What needs to be done =>
Tally the lines in the records underneath that contain the string "collage", and state the figure by itself.

Data provided =>
►

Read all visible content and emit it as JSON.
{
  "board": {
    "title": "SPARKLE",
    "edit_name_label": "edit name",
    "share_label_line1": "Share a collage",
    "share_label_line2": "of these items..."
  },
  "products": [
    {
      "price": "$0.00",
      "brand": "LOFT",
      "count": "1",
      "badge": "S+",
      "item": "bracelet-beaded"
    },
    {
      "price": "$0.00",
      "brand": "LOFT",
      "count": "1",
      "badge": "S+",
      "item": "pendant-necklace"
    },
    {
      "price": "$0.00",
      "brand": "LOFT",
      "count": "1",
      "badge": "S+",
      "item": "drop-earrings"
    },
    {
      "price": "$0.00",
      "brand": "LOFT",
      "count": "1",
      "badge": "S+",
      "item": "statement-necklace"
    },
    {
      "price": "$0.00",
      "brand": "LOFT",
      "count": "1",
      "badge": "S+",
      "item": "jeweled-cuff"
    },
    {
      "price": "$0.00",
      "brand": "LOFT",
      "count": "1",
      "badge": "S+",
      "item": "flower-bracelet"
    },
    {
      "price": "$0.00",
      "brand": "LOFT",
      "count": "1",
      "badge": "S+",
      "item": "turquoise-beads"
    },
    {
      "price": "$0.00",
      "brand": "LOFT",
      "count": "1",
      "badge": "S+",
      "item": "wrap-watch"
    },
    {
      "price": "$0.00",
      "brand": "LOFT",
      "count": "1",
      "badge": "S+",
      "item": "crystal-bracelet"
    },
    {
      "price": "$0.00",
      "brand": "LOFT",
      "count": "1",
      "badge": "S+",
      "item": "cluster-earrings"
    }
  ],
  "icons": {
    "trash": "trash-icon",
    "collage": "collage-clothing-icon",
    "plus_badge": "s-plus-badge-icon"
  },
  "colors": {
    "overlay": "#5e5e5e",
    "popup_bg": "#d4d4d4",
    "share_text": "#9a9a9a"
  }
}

◄

Response to the exercise =>
2